Items:
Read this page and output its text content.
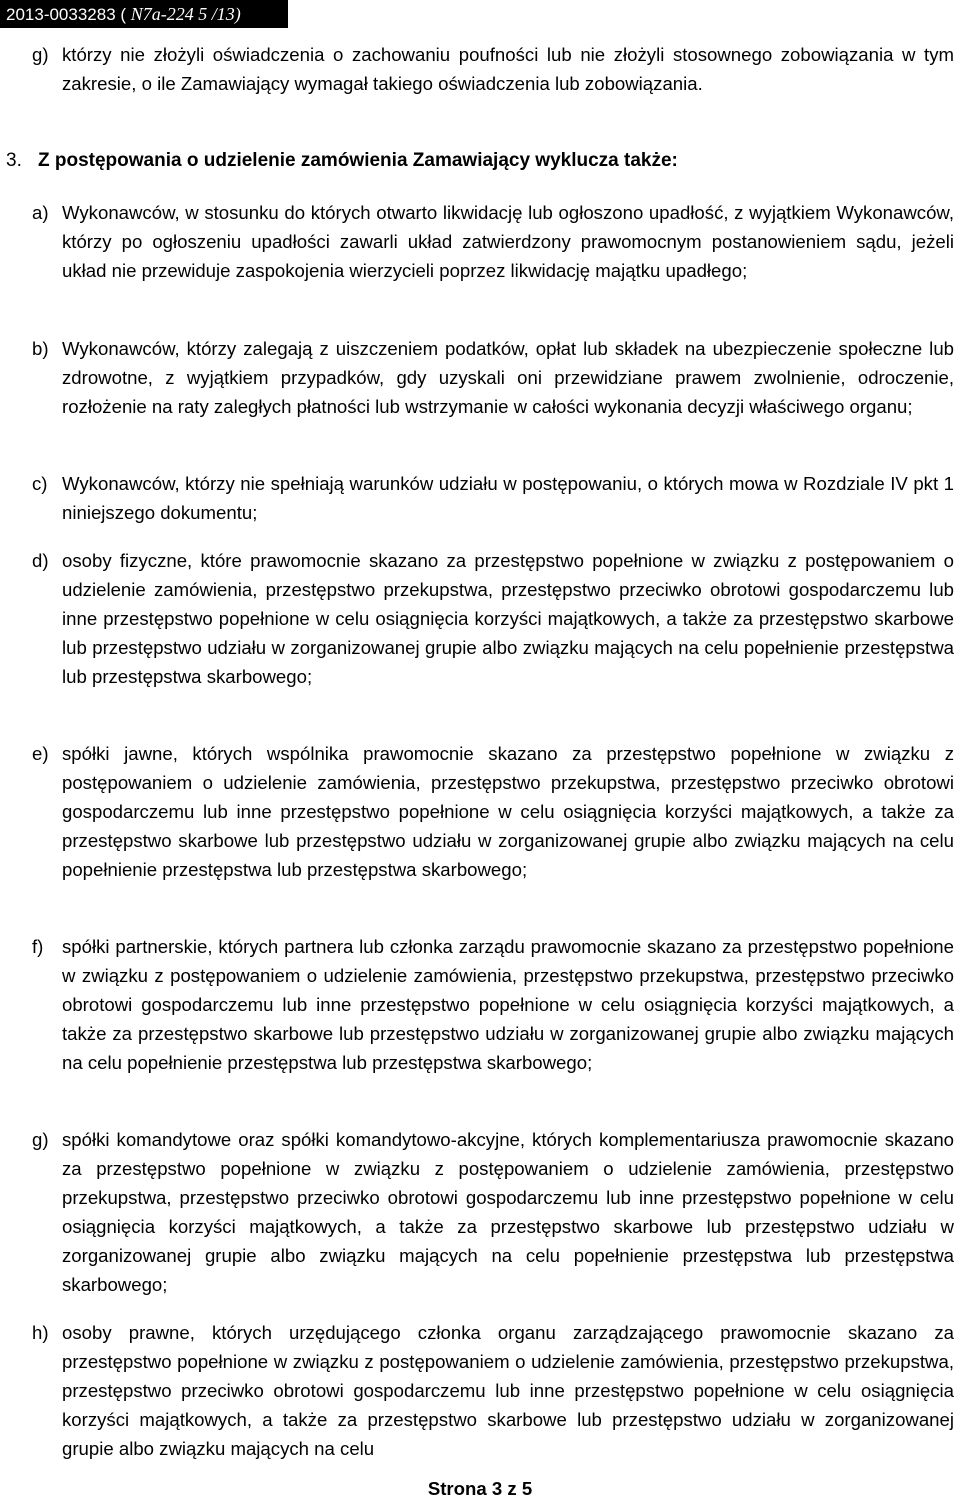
2013-0033283 ( N7a-224 5 /13)
g) którzy nie złożyli oświadczenia o zachowaniu poufności lub nie złożyli stosownego zobowiązania w tym zakresie, o ile Zamawiający wymagał takiego oświadczenia lub zobowiązania.
3. Z postępowania o udzielenie zamówienia Zamawiający wyklucza także:
a) Wykonawców, w stosunku do których otwarto likwidację lub ogłoszono upadłość, z wyjątkiem Wykonawców, którzy po ogłoszeniu upadłości zawarli układ zatwierdzony prawomocnym postanowieniem sądu, jeżeli układ nie przewiduje zaspokojenia wierzycieli poprzez likwidację majątku upadłego;
b) Wykonawców, którzy zalegają z uiszczeniem podatków, opłat lub składek na ubezpieczenie społeczne lub zdrowotne, z wyjątkiem przypadków, gdy uzyskali oni przewidziane prawem zwolnienie, odroczenie, rozłożenie na raty zaległych płatności lub wstrzymanie w całości wykonania decyzji właściwego organu;
c) Wykonawców, którzy nie spełniają warunków udziału w postępowaniu, o których mowa w Rozdziale IV pkt 1 niniejszego dokumentu;
d) osoby fizyczne, które prawomocnie skazano za przestępstwo popełnione w związku z postępowaniem o udzielenie zamówienia, przestępstwo przekupstwa, przestępstwo przeciwko obrotowi gospodarczemu lub inne przestępstwo popełnione w celu osiągnięcia korzyści majątkowych, a także za przestępstwo skarbowe lub przestępstwo udziału w zorganizowanej grupie albo związku mających na celu popełnienie przestępstwa lub przestępstwa skarbowego;
e) spółki jawne, których wspólnika prawomocnie skazano za przestępstwo popełnione w związku z postępowaniem o udzielenie zamówienia, przestępstwo przekupstwa, przestępstwo przeciwko obrotowi gospodarczemu lub inne przestępstwo popełnione w celu osiągnięcia korzyści majątkowych, a także za przestępstwo skarbowe lub przestępstwo udziału w zorganizowanej grupie albo związku mających na celu popełnienie przestępstwa lub przestępstwa skarbowego;
f) spółki partnerskie, których partnera lub członka zarządu prawomocnie skazano za przestępstwo popełnione w związku z postępowaniem o udzielenie zamówienia, przestępstwo przekupstwa, przestępstwo przeciwko obrotowi gospodarczemu lub inne przestępstwo popełnione w celu osiągnięcia korzyści majątkowych, a także za przestępstwo skarbowe lub przestępstwo udziału w zorganizowanej grupie albo związku mających na celu popełnienie przestępstwa lub przestępstwa skarbowego;
g) spółki komandytowe oraz spółki komandytowo-akcyjne, których komplementariusza prawomocnie skazano za przestępstwo popełnione w związku z postępowaniem o udzielenie zamówienia, przestępstwo przekupstwa, przestępstwo przeciwko obrotowi gospodarczemu lub inne przestępstwo popełnione w celu osiągnięcia korzyści majątkowych, a także za przestępstwo skarbowe lub przestępstwo udziału w zorganizowanej grupie albo związku mających na celu popełnienie przestępstwa lub przestępstwa skarbowego;
h) osoby prawne, których urzędującego członka organu zarządzającego prawomocnie skazano za przestępstwo popełnione w związku z postępowaniem o udzielenie zamówienia, przestępstwo przekupstwa, przestępstwo przeciwko obrotowi gospodarczemu lub inne przestępstwo popełnione w celu osiągnięcia korzyści majątkowych, a także za przestępstwo skarbowe lub przestępstwo udziału w zorganizowanej grupie albo związku mających na celu
Strona 3 z 5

Exercise goal: Copy the records word for word, leaving no picture in the copy.

Full response:
Read this page and output its text content.
2013-0033283 ( N7a-224 5 /13)
g) którzy nie złożyli oświadczenia o zachowaniu poufności lub nie złożyli stosownego zobowiązania w tym zakresie, o ile Zamawiający wymagał takiego oświadczenia lub zobowiązania.
3. Z postępowania o udzielenie zamówienia Zamawiający wyklucza także:
a) Wykonawców, w stosunku do których otwarto likwidację lub ogłoszono upadłość, z wyjątkiem Wykonawców, którzy po ogłoszeniu upadłości zawarli układ zatwierdzony prawomocnym postanowieniem sądu, jeżeli układ nie przewiduje zaspokojenia wierzycieli poprzez likwidację majątku upadłego;
b) Wykonawców, którzy zalegają z uiszczeniem podatków, opłat lub składek na ubezpieczenie społeczne lub zdrowotne, z wyjątkiem przypadków, gdy uzyskali oni przewidziane prawem zwolnienie, odroczenie, rozłożenie na raty zaległych płatności lub wstrzymanie w całości wykonania decyzji właściwego organu;
c) Wykonawców, którzy nie spełniają warunków udziału w postępowaniu, o których mowa w Rozdziale IV pkt 1 niniejszego dokumentu;
d) osoby fizyczne, które prawomocnie skazano za przestępstwo popełnione w związku z postępowaniem o udzielenie zamówienia, przestępstwo przekupstwa, przestępstwo przeciwko obrotowi gospodarczemu lub inne przestępstwo popełnione w celu osiągnięcia korzyści majątkowych, a także za przestępstwo skarbowe lub przestępstwo udziału w zorganizowanej grupie albo związku mających na celu popełnienie przestępstwa lub przestępstwa skarbowego;
e) spółki jawne, których wspólnika prawomocnie skazano za przestępstwo popełnione w związku z postępowaniem o udzielenie zamówienia, przestępstwo przekupstwa, przestępstwo przeciwko obrotowi gospodarczemu lub inne przestępstwo popełnione w celu osiągnięcia korzyści majątkowych, a także za przestępstwo skarbowe lub przestępstwo udziału w zorganizowanej grupie albo związku mających na celu popełnienie przestępstwa lub przestępstwa skarbowego;
f) spółki partnerskie, których partnera lub członka zarządu prawomocnie skazano za przestępstwo popełnione w związku z postępowaniem o udzielenie zamówienia, przestępstwo przekupstwa, przestępstwo przeciwko obrotowi gospodarczemu lub inne przestępstwo popełnione w celu osiągnięcia korzyści majątkowych, a także za przestępstwo skarbowe lub przestępstwo udziału w zorganizowanej grupie albo związku mających na celu popełnienie przestępstwa lub przestępstwa skarbowego;
g) spółki komandytowe oraz spółki komandytowo-akcyjne, których komplementariusza prawomocnie skazano za przestępstwo popełnione w związku z postępowaniem o udzielenie zamówienia, przestępstwo przekupstwa, przestępstwo przeciwko obrotowi gospodarczemu lub inne przestępstwo popełnione w celu osiągnięcia korzyści majątkowych, a także za przestępstwo skarbowe lub przestępstwo udziału w zorganizowanej grupie albo związku mających na celu popełnienie przestępstwa lub przestępstwa skarbowego;
h) osoby prawne, których urzędującego członka organu zarządzającego prawomocnie skazano za przestępstwo popełnione w związku z postępowaniem o udzielenie zamówienia, przestępstwo przekupstwa, przestępstwo przeciwko obrotowi gospodarczemu lub inne przestępstwo popełnione w celu osiągnięcia korzyści majątkowych, a także za przestępstwo skarbowe lub przestępstwo udziału w zorganizowanej grupie albo związku mających na celu
Strona 3 z 5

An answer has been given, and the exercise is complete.